▶ **Exercise details**: Repeat the records exactly. Every line must match.

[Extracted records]
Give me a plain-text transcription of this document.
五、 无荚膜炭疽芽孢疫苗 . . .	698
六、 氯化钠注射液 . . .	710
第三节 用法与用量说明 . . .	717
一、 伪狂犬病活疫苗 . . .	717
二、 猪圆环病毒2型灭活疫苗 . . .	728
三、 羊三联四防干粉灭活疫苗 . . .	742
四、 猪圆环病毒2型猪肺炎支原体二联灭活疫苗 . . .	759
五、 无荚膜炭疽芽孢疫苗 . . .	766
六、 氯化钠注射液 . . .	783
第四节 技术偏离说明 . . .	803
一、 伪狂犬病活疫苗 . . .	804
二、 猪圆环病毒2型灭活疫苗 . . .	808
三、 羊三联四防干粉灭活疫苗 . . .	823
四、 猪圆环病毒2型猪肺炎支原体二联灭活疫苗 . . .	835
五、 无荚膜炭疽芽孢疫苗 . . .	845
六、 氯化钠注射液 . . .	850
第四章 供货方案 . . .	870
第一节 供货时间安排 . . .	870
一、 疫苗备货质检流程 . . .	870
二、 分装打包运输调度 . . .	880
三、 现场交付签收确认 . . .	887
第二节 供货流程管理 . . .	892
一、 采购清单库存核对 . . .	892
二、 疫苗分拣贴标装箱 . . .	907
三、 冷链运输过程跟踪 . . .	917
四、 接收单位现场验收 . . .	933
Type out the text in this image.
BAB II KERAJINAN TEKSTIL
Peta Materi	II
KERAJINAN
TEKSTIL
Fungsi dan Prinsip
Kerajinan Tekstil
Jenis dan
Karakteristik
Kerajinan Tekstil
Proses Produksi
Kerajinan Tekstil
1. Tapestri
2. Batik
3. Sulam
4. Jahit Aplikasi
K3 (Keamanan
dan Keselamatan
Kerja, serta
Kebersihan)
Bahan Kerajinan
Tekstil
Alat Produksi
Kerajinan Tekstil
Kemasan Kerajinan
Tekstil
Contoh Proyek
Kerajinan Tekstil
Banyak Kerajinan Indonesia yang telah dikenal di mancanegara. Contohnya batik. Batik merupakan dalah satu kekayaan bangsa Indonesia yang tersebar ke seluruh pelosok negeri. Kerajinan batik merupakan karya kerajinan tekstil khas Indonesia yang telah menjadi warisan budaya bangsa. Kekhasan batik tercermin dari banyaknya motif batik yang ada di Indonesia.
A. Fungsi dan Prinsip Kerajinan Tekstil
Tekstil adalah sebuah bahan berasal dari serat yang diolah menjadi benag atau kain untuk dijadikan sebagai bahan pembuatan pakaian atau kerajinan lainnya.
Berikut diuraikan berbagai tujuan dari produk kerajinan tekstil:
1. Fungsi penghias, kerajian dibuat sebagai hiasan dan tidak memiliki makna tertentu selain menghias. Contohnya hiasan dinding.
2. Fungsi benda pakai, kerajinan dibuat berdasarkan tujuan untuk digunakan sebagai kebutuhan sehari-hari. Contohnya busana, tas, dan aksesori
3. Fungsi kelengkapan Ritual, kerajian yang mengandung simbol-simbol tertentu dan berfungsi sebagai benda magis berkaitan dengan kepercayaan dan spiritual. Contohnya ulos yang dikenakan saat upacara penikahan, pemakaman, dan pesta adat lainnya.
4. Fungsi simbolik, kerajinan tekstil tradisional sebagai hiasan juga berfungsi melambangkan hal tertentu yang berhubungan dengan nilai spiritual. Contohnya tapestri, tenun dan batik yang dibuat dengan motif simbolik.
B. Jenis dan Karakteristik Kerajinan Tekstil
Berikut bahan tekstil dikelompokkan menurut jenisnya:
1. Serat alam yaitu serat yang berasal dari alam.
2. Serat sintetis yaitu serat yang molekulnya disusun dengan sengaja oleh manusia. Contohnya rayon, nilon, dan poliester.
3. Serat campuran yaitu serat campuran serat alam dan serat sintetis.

▶ **Answer to this task**:
Give me a plain-text transcription of this document.
五、 无荚膜炭疽芽孢疫苗 . . .	698
六、 氯化钠注射液 . . .	710
第三节 用法与用量说明 . . .	717
一、 伪狂犬病活疫苗 . . .	717
二、 猪圆环病毒2型灭活疫苗 . . .	728
三、 羊三联四防干粉灭活疫苗 . . .	742
四、 猪圆环病毒2型猪肺炎支原体二联灭活疫苗 . . .	759
五、 无荚膜炭疽芽孢疫苗 . . .	766
六、 氯化钠注射液 . . .	783
第四节 技术偏离说明 . . .	803
一、 伪狂犬病活疫苗 . . .	804
二、 猪圆环病毒2型灭活疫苗 . . .	808
三、 羊三联四防干粉灭活疫苗 . . .	823
四、 猪圆环病毒2型猪肺炎支原体二联灭活疫苗 . . .	835
五、 无荚膜炭疽芽孢疫苗 . . .	845
六、 氯化钠注射液 . . .	850
第四章 供货方案 . . .	870
第一节 供货时间安排 . . .	870
一、 疫苗备货质检流程 . . .	870
二、 分装打包运输调度 . . .	880
三、 现场交付签收确认 . . .	887
第二节 供货流程管理 . . .	892
一、 采购清单库存核对 . . .	892
二、 疫苗分拣贴标装箱 . . .	907
三、 冷链运输过程跟踪 . . .	917
四、 接收单位现场验收 . . .	933
Type out the text in this image.
BAB II KERAJINAN TEKSTIL
Peta Materi	II
KERAJINAN
TEKSTIL
Fungsi dan Prinsip
Kerajinan Tekstil
Jenis dan
Karakteristik
Kerajinan Tekstil
Proses Produksi
Kerajinan Tekstil
1. Tapestri
2. Batik
3. Sulam
4. Jahit Aplikasi
K3 (Keamanan
dan Keselamatan
Kerja, serta
Kebersihan)
Bahan Kerajinan
Tekstil
Alat Produksi
Kerajinan Tekstil
Kemasan Kerajinan
Tekstil
Contoh Proyek
Kerajinan Tekstil
Banyak Kerajinan Indonesia yang telah dikenal di mancanegara. Contohnya batik. Batik merupakan dalah satu kekayaan bangsa Indonesia yang tersebar ke seluruh pelosok negeri. Kerajinan batik merupakan karya kerajinan tekstil khas Indonesia yang telah menjadi warisan budaya bangsa. Kekhasan batik tercermin dari banyaknya motif batik yang ada di Indonesia.
A. Fungsi dan Prinsip Kerajinan Tekstil
Tekstil adalah sebuah bahan berasal dari serat yang diolah menjadi benag atau kain untuk dijadikan sebagai bahan pembuatan pakaian atau kerajinan lainnya.
Berikut diuraikan berbagai tujuan dari produk kerajinan tekstil:
1. Fungsi penghias, kerajian dibuat sebagai hiasan dan tidak memiliki makna tertentu selain menghias. Contohnya hiasan dinding.
2. Fungsi benda pakai, kerajinan dibuat berdasarkan tujuan untuk digunakan sebagai kebutuhan sehari-hari. Contohnya busana, tas, dan aksesori
3. Fungsi kelengkapan Ritual, kerajian yang mengandung simbol-simbol tertentu dan berfungsi sebagai benda magis berkaitan dengan kepercayaan dan spiritual. Contohnya ulos yang dikenakan saat upacara penikahan, pemakaman, dan pesta adat lainnya.
4. Fungsi simbolik, kerajinan tekstil tradisional sebagai hiasan juga berfungsi melambangkan hal tertentu yang berhubungan dengan nilai spiritual. Contohnya tapestri, tenun dan batik yang dibuat dengan motif simbolik.
B. Jenis dan Karakteristik Kerajinan Tekstil
Berikut bahan tekstil dikelompokkan menurut jenisnya:
1. Serat alam yaitu serat yang berasal dari alam.
2. Serat sintetis yaitu serat yang molekulnya disusun dengan sengaja oleh manusia. Contohnya rayon, nilon, dan poliester.
3. Serat campuran yaitu serat campuran serat alam dan serat sintetis.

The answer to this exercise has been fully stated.